**Provided records**
········

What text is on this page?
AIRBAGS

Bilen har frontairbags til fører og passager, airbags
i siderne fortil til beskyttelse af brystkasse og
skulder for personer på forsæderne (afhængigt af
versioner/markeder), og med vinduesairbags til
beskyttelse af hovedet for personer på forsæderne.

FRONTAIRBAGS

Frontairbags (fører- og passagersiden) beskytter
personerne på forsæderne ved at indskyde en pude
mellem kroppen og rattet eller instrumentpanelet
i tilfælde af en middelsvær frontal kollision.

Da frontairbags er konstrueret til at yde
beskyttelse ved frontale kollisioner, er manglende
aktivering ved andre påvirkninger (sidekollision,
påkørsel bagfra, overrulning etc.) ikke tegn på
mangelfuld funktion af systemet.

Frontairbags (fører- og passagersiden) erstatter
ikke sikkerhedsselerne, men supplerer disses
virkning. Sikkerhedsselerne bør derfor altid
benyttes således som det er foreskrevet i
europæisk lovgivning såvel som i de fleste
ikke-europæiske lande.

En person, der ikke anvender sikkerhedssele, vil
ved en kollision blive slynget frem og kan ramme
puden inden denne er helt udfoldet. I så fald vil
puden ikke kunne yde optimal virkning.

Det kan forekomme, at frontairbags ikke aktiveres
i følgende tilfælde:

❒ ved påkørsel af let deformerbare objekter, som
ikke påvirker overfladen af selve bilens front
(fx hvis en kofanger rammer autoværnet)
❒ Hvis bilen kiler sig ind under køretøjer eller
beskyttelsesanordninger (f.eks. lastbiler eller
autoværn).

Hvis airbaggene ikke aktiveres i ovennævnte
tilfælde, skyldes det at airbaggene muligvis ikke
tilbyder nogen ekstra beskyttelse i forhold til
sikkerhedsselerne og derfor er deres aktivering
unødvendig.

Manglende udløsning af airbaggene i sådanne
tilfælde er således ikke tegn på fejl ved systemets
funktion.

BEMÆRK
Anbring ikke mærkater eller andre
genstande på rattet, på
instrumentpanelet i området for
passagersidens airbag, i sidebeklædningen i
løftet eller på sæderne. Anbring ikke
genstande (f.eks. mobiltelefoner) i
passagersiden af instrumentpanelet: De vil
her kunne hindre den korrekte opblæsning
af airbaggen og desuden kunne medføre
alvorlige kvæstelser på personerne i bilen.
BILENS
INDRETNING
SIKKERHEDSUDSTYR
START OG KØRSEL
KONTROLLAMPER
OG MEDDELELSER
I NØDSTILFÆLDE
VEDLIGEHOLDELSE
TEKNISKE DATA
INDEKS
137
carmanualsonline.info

········

**Short exercise**
Your answer should be a single number: the count of lines holding the word "personerne".

**Complete output**
2